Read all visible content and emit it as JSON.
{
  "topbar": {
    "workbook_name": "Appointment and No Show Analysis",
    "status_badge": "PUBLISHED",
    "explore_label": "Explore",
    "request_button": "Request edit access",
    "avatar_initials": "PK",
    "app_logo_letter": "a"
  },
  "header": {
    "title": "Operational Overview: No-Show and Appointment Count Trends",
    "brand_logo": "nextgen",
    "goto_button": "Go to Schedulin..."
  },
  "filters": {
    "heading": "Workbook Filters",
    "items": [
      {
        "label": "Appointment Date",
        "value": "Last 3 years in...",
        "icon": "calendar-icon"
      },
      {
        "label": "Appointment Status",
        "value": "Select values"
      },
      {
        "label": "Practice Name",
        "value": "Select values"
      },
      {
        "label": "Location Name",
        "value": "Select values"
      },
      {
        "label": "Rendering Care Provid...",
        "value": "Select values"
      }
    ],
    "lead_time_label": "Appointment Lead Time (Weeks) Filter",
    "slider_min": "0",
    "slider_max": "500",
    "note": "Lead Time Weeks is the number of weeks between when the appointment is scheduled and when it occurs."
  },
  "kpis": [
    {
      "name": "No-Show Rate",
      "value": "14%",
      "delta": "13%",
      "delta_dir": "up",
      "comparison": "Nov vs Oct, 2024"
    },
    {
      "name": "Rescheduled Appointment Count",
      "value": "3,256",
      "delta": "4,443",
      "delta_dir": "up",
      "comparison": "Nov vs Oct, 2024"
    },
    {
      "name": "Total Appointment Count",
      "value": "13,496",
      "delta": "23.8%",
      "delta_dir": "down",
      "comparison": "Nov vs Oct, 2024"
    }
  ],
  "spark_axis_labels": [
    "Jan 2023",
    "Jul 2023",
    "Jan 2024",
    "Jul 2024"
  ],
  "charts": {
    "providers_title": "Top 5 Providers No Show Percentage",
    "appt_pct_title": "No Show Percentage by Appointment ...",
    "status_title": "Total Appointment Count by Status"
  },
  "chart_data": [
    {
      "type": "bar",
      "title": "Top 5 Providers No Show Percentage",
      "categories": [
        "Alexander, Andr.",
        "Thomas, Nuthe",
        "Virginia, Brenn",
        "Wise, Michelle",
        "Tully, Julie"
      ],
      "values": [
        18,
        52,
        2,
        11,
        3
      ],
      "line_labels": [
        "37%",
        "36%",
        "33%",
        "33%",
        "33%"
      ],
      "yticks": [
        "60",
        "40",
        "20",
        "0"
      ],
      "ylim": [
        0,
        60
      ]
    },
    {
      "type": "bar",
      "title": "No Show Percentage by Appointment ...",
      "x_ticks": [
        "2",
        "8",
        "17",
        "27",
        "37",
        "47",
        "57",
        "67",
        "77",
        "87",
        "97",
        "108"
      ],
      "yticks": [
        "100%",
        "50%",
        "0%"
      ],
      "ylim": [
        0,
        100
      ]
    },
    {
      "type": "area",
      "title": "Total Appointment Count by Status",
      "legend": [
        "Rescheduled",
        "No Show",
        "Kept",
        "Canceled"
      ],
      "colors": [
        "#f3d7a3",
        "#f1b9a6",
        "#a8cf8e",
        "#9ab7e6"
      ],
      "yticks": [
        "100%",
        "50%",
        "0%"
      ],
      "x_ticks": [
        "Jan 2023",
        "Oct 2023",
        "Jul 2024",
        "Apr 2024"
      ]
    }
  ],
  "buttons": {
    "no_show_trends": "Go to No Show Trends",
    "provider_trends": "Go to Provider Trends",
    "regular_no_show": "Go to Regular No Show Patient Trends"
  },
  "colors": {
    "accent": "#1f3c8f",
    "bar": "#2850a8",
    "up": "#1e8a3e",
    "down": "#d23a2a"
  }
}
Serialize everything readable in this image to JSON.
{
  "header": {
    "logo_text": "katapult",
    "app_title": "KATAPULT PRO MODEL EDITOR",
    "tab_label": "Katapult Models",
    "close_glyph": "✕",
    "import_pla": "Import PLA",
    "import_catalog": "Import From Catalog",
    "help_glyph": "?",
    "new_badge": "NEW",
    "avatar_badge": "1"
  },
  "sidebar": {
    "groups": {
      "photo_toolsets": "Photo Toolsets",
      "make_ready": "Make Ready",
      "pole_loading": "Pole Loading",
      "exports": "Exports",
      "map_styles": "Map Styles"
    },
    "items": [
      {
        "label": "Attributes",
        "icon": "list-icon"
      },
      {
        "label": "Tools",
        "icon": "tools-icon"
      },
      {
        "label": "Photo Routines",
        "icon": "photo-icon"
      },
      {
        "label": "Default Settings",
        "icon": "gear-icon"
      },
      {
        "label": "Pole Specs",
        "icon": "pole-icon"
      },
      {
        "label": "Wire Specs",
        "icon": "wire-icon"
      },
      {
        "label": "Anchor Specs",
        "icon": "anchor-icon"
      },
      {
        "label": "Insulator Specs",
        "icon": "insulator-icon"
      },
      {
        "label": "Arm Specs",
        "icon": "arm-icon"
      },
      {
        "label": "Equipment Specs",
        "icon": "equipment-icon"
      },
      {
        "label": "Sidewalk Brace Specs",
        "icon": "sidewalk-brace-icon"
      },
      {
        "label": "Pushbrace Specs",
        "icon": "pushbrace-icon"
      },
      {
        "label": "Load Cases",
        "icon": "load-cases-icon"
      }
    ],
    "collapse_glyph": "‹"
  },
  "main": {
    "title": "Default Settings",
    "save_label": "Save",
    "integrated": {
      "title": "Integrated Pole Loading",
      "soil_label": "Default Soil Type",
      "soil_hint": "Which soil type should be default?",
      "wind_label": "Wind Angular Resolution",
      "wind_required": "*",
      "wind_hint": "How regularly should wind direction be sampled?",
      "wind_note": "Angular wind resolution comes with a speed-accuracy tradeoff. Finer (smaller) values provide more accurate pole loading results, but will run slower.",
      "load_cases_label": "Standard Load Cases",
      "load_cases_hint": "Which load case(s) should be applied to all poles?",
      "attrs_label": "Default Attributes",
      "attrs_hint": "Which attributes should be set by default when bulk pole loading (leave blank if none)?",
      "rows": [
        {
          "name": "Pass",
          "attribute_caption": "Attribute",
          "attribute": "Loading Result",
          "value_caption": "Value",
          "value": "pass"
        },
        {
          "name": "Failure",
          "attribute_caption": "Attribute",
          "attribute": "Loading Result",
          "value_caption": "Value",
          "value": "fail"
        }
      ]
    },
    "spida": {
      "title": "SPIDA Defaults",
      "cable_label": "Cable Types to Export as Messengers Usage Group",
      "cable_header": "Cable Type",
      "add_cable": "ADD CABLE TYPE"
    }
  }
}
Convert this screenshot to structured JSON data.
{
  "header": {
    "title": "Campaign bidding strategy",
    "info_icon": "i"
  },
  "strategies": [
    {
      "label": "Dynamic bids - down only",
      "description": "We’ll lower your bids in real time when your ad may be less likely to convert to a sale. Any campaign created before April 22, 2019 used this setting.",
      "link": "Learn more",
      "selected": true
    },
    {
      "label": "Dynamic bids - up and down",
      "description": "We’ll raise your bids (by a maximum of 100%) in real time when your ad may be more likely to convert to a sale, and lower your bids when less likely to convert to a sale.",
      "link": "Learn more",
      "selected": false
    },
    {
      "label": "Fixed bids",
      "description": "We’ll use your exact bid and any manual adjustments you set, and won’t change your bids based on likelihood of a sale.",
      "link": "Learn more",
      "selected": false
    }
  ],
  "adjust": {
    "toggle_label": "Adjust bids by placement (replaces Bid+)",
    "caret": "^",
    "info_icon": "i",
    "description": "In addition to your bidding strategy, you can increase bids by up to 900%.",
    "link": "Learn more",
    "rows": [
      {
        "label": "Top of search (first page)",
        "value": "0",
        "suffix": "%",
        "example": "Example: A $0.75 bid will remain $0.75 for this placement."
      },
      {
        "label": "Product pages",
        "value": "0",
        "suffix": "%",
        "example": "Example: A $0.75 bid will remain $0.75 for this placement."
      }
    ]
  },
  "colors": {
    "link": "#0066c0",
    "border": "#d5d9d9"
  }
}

● **Work required**:
Using the material above, reproduce exactly the line that contains "Convert this screenshot" and all lines after it through the last one, and only those.

● **Response for this exercise**:
Convert this screenshot to structured JSON data.
{
  "header": {
    "title": "Campaign bidding strategy",
    "info_icon": "i"
  },
  "strategies": [
    {
      "label": "Dynamic bids - down only",
      "description": "We’ll lower your bids in real time when your ad may be less likely to convert to a sale. Any campaign created before April 22, 2019 used this setting.",
      "link": "Learn more",
      "selected": true
    },
    {
      "label": "Dynamic bids - up and down",
      "description": "We’ll raise your bids (by a maximum of 100%) in real time when your ad may be more likely to convert to a sale, and lower your bids when less likely to convert to a sale.",
      "link": "Learn more",
      "selected": false
    },
    {
      "label": "Fixed bids",
      "description": "We’ll use your exact bid and any manual adjustments you set, and won’t change your bids based on likelihood of a sale.",
      "link": "Learn more",
      "selected": false
    }
  ],
  "adjust": {
    "toggle_label": "Adjust bids by placement (replaces Bid+)",
    "caret": "^",
    "info_icon": "i",
    "description": "In addition to your bidding strategy, you can increase bids by up to 900%.",
    "link": "Learn more",
    "rows": [
      {
        "label": "Top of search (first page)",
        "value": "0",
        "suffix": "%",
        "example": "Example: A $0.75 bid will remain $0.75 for this placement."
      },
      {
        "label": "Product pages",
        "value": "0",
        "suffix": "%",
        "example": "Example: A $0.75 bid will remain $0.75 for this placement."
      }
    ]
  },
  "colors": {
    "link": "#0066c0",
    "border": "#d5d9d9"
  }
}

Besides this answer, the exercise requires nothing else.